(Dataset listings of figures)
*-*-*
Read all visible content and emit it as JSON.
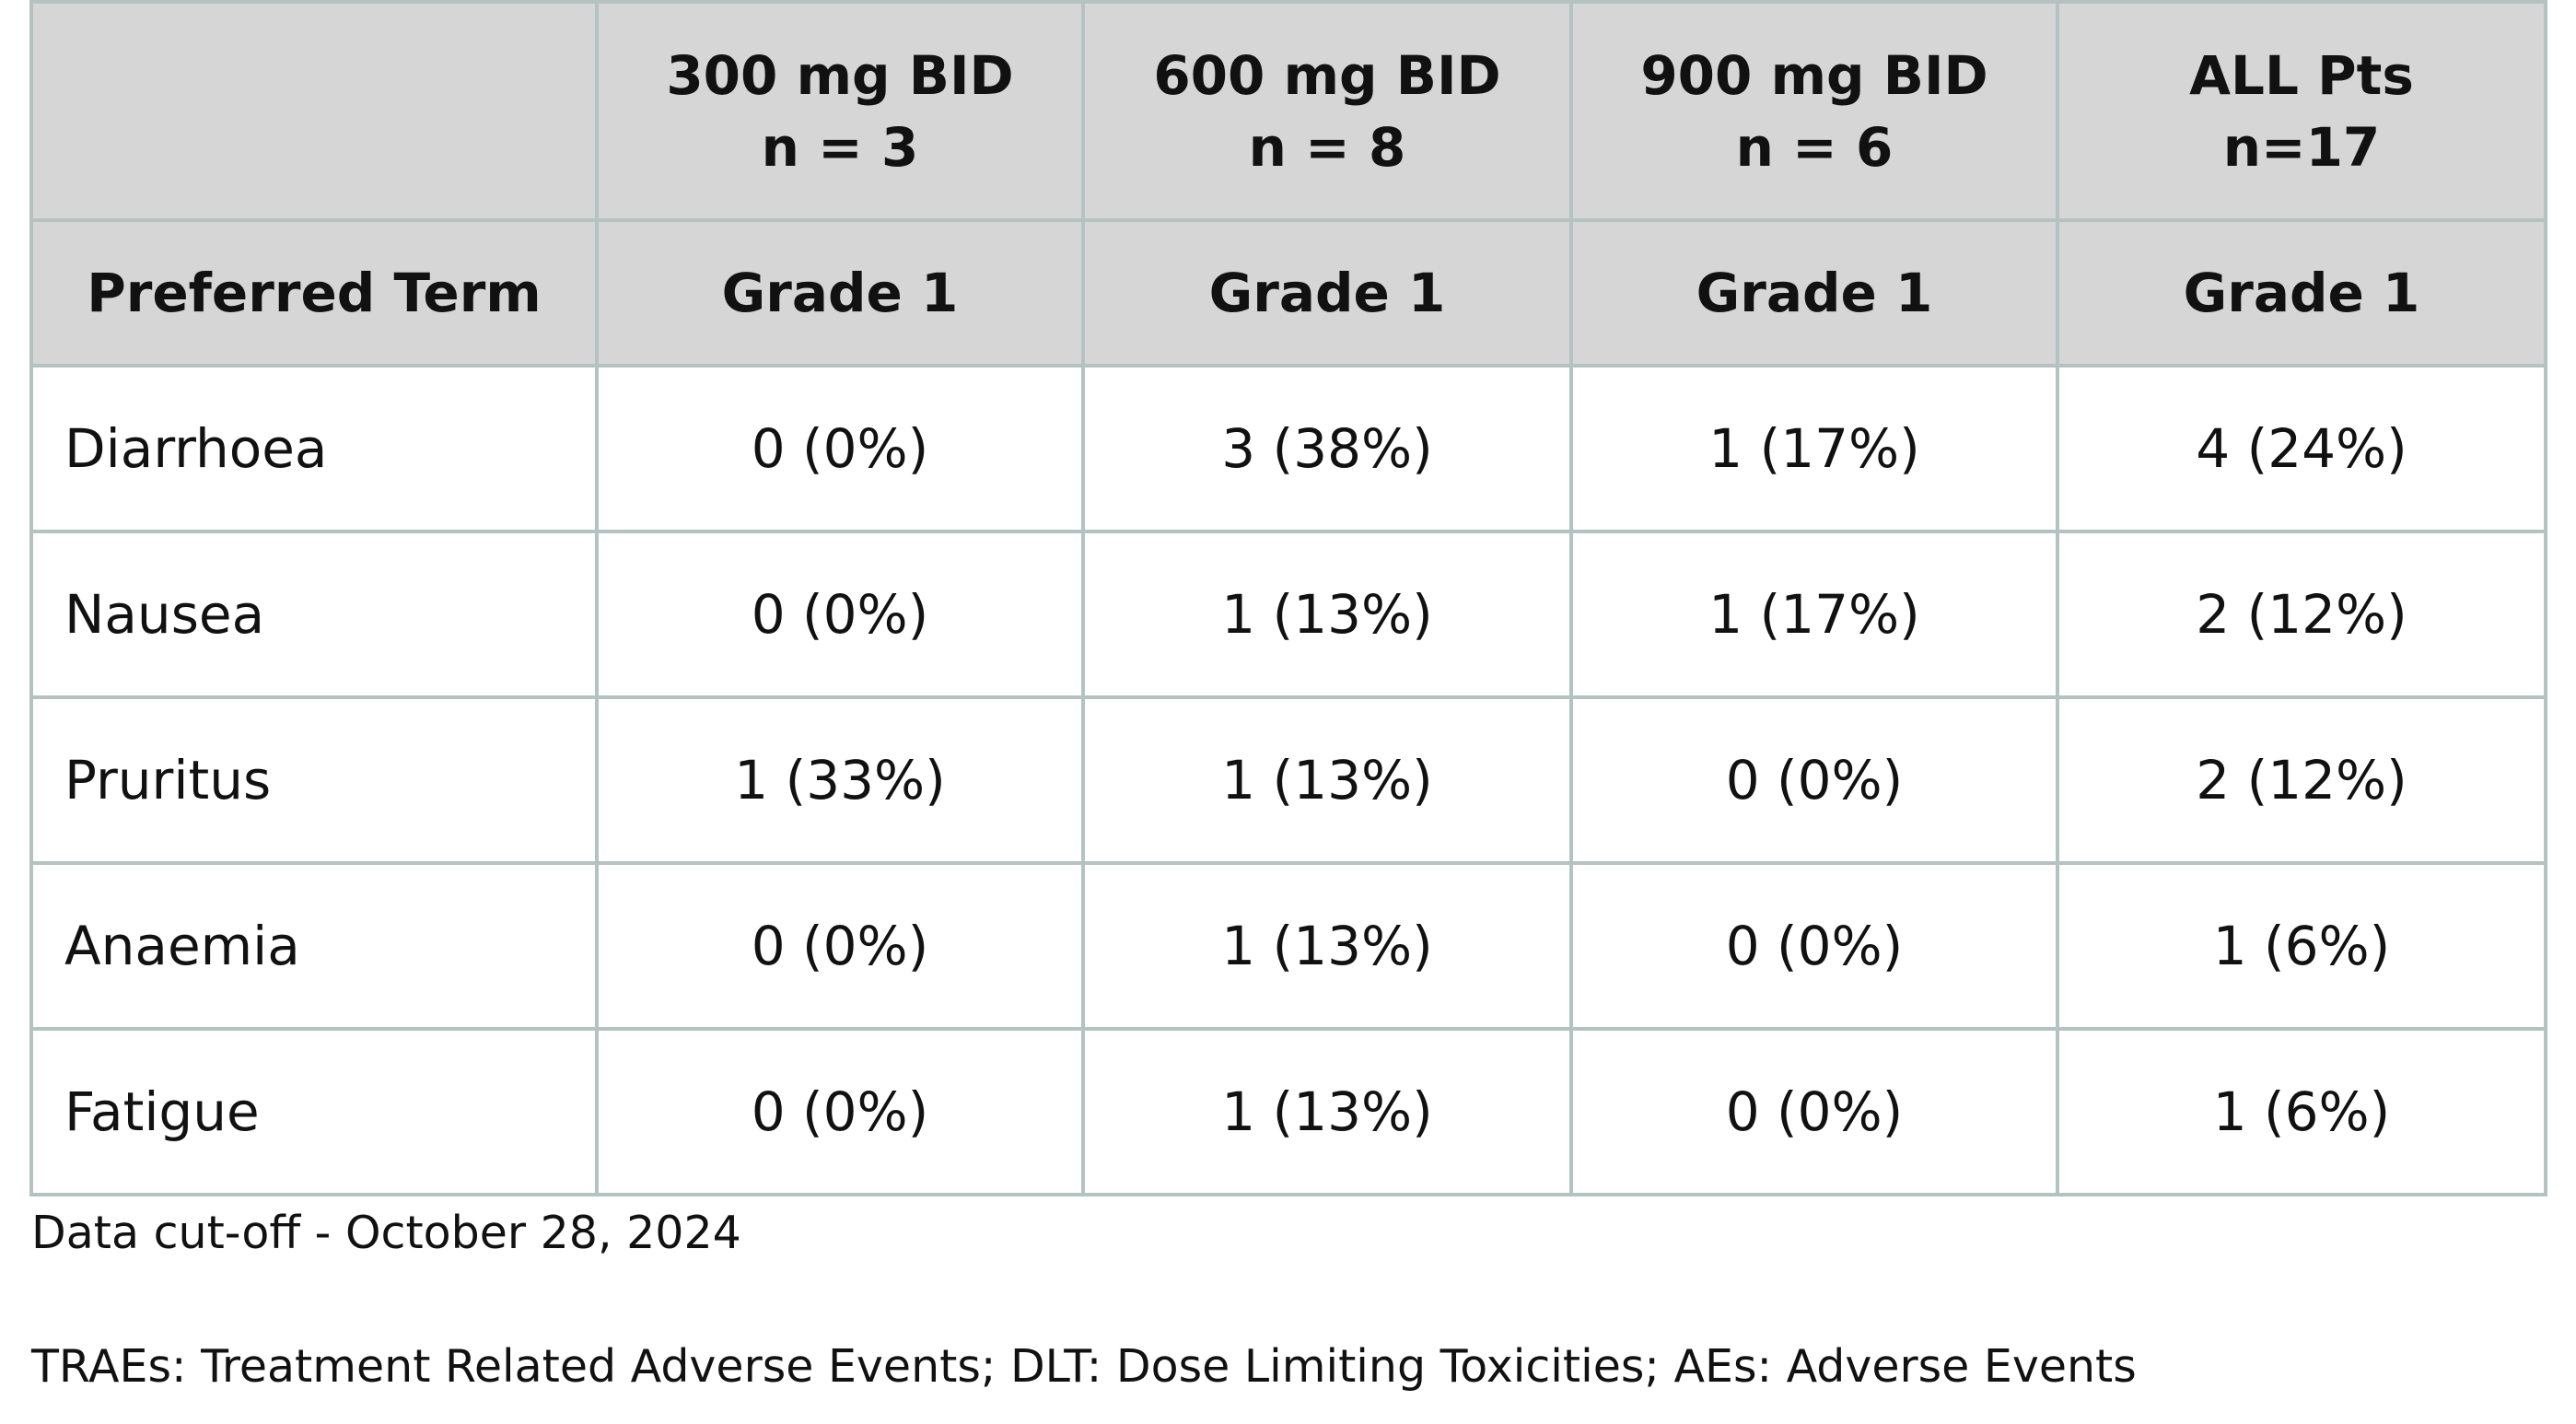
{
  "table": {
    "groups": [
      {
        "dose": "300 mg BID",
        "n": "n = 3"
      },
      {
        "dose": "600 mg BID",
        "n": "n = 8"
      },
      {
        "dose": "900 mg BID",
        "n": "n = 6"
      },
      {
        "dose": "ALL Pts",
        "n": "n=17"
      }
    ],
    "term_header": "Preferred Term",
    "grades": [
      "Grade 1",
      "Grade 1",
      "Grade 1",
      "Grade 1"
    ],
    "rows": [
      [
        "Diarrhoea",
        "0 (0%)",
        "3 (38%)",
        "1 (17%)",
        "4 (24%)"
      ],
      [
        "Nausea",
        "0 (0%)",
        "1 (13%)",
        "1 (17%)",
        "2 (12%)"
      ],
      [
        "Pruritus",
        "1 (33%)",
        "1 (13%)",
        "0 (0%)",
        "2 (12%)"
      ],
      [
        "Anaemia",
        "0 (0%)",
        "1 (13%)",
        "0 (0%)",
        "1 (6%)"
      ],
      [
        "Fatigue",
        "0 (0%)",
        "1 (13%)",
        "0 (0%)",
        "1 (6%)"
      ]
    ]
  },
  "footnotes": [
    "Data cut-off - October 28, 2024",
    "TRAEs: Treatment Related Adverse Events; DLT: Dose Limiting Toxicities; AEs: Adverse Events"
  ]
}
*-*-*
What the task asks: Extract the entries in full, exactly as they are, minus the pictures.

Task result:
Read all visible content and emit it as JSON.
{
  "table": {
    "groups": [
      {
        "dose": "300 mg BID",
        "n": "n = 3"
      },
      {
        "dose": "600 mg BID",
        "n": "n = 8"
      },
      {
        "dose": "900 mg BID",
        "n": "n = 6"
      },
      {
        "dose": "ALL Pts",
        "n": "n=17"
      }
    ],
    "term_header": "Preferred Term",
    "grades": [
      "Grade 1",
      "Grade 1",
      "Grade 1",
      "Grade 1"
    ],
    "rows": [
      [
        "Diarrhoea",
        "0 (0%)",
        "3 (38%)",
        "1 (17%)",
        "4 (24%)"
      ],
      [
        "Nausea",
        "0 (0%)",
        "1 (13%)",
        "1 (17%)",
        "2 (12%)"
      ],
      [
        "Pruritus",
        "1 (33%)",
        "1 (13%)",
        "0 (0%)",
        "2 (12%)"
      ],
      [
        "Anaemia",
        "0 (0%)",
        "1 (13%)",
        "0 (0%)",
        "1 (6%)"
      ],
      [
        "Fatigue",
        "0 (0%)",
        "1 (13%)",
        "0 (0%)",
        "1 (6%)"
      ]
    ]
  },
  "footnotes": [
    "Data cut-off - October 28, 2024",
    "TRAEs: Treatment Related Adverse Events; DLT: Dose Limiting Toxicities; AEs: Adverse Events"
  ]
}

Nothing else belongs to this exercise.